Transcribe the data that follows precisely, omitting nothing.
-- start of Recorded data --
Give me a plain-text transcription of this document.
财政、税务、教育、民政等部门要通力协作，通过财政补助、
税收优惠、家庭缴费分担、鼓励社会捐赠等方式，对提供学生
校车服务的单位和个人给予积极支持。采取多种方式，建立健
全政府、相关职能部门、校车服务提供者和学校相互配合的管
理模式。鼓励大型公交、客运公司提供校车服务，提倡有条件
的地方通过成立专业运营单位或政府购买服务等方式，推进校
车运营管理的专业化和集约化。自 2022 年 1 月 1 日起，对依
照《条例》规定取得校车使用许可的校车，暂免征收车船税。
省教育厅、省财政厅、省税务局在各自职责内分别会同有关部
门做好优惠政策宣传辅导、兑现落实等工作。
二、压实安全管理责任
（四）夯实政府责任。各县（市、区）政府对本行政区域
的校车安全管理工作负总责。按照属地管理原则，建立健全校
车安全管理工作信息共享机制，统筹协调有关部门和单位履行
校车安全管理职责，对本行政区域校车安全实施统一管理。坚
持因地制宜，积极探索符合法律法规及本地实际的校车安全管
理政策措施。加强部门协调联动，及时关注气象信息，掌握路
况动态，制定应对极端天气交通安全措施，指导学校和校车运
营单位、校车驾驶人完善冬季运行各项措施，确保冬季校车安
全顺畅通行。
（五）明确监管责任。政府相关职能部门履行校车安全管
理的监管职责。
-- end of Recorded data --
## Task response
Give me a plain-text transcription of this document.
财政、税务、教育、民政等部门要通力协作，通过财政补助、
税收优惠、家庭缴费分担、鼓励社会捐赠等方式，对提供学生
校车服务的单位和个人给予积极支持。采取多种方式，建立健
全政府、相关职能部门、校车服务提供者和学校相互配合的管
理模式。鼓励大型公交、客运公司提供校车服务，提倡有条件
的地方通过成立专业运营单位或政府购买服务等方式，推进校
车运营管理的专业化和集约化。自 2022 年 1 月 1 日起，对依
照《条例》规定取得校车使用许可的校车，暂免征收车船税。
省教育厅、省财政厅、省税务局在各自职责内分别会同有关部
门做好优惠政策宣传辅导、兑现落实等工作。
二、压实安全管理责任
（四）夯实政府责任。各县（市、区）政府对本行政区域
的校车安全管理工作负总责。按照属地管理原则，建立健全校
车安全管理工作信息共享机制，统筹协调有关部门和单位履行
校车安全管理职责，对本行政区域校车安全实施统一管理。坚
持因地制宜，积极探索符合法律法规及本地实际的校车安全管
理政策措施。加强部门协调联动，及时关注气象信息，掌握路
况动态，制定应对极端天气交通安全措施，指导学校和校车运
营单位、校车驾驶人完善冬季运行各项措施，确保冬季校车安
全顺畅通行。
（五）明确监管责任。政府相关职能部门履行校车安全管
理的监管职责。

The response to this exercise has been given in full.